**Stated goal:**
Render every entry verbatim.
**********
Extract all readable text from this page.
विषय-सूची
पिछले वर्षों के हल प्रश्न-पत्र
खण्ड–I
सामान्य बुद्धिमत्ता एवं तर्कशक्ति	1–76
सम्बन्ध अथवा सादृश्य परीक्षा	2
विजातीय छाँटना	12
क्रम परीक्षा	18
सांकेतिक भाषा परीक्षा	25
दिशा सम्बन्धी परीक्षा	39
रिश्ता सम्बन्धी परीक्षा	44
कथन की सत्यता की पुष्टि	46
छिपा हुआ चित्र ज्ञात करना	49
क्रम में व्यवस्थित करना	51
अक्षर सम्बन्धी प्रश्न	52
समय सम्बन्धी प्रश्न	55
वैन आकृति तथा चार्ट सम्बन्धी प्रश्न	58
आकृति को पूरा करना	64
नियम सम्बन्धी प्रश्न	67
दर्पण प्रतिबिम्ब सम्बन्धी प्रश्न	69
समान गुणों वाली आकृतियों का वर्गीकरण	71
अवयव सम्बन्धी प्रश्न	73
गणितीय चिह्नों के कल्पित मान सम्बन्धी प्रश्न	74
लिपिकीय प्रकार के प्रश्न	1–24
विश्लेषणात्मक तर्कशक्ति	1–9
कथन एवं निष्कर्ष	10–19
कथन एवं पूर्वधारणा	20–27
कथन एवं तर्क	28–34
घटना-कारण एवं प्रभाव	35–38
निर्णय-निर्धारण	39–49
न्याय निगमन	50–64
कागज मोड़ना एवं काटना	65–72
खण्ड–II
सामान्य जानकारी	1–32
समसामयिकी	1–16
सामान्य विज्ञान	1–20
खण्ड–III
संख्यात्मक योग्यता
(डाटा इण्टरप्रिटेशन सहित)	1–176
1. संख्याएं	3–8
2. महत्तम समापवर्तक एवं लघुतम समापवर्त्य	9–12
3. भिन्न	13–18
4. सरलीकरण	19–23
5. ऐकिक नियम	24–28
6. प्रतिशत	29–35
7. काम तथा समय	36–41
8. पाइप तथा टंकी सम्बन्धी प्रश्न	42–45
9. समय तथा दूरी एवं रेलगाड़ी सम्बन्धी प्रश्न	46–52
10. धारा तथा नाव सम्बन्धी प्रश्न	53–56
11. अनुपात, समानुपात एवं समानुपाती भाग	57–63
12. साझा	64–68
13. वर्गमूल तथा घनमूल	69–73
**********
**Worked solution:**
Extract all readable text from this page.
विषय-सूची
पिछले वर्षों के हल प्रश्न-पत्र
खण्ड–I
सामान्य बुद्धिमत्ता एवं तर्कशक्ति	1–76
सम्बन्ध अथवा सादृश्य परीक्षा	2
विजातीय छाँटना	12
क्रम परीक्षा	18
सांकेतिक भाषा परीक्षा	25
दिशा सम्बन्धी परीक्षा	39
रिश्ता सम्बन्धी परीक्षा	44
कथन की सत्यता की पुष्टि	46
छिपा हुआ चित्र ज्ञात करना	49
क्रम में व्यवस्थित करना	51
अक्षर सम्बन्धी प्रश्न	52
समय सम्बन्धी प्रश्न	55
वैन आकृति तथा चार्ट सम्बन्धी प्रश्न	58
आकृति को पूरा करना	64
नियम सम्बन्धी प्रश्न	67
दर्पण प्रतिबिम्ब सम्बन्धी प्रश्न	69
समान गुणों वाली आकृतियों का वर्गीकरण	71
अवयव सम्बन्धी प्रश्न	73
गणितीय चिह्नों के कल्पित मान सम्बन्धी प्रश्न	74
लिपिकीय प्रकार के प्रश्न	1–24
विश्लेषणात्मक तर्कशक्ति	1–9
कथन एवं निष्कर्ष	10–19
कथन एवं पूर्वधारणा	20–27
कथन एवं तर्क	28–34
घटना-कारण एवं प्रभाव	35–38
निर्णय-निर्धारण	39–49
न्याय निगमन	50–64
कागज मोड़ना एवं काटना	65–72
खण्ड–II
सामान्य जानकारी	1–32
समसामयिकी	1–16
सामान्य विज्ञान	1–20
खण्ड–III
संख्यात्मक योग्यता
(डाटा इण्टरप्रिटेशन सहित)	1–176
1. संख्याएं	3–8
2. महत्तम समापवर्तक एवं लघुतम समापवर्त्य	9–12
3. भिन्न	13–18
4. सरलीकरण	19–23
5. ऐकिक नियम	24–28
6. प्रतिशत	29–35
7. काम तथा समय	36–41
8. पाइप तथा टंकी सम्बन्धी प्रश्न	42–45
9. समय तथा दूरी एवं रेलगाड़ी सम्बन्धी प्रश्न	46–52
10. धारा तथा नाव सम्बन्धी प्रश्न	53–56
11. अनुपात, समानुपात एवं समानुपाती भाग	57–63
12. साझा	64–68
13. वर्गमूल तथा घनमूल	69–73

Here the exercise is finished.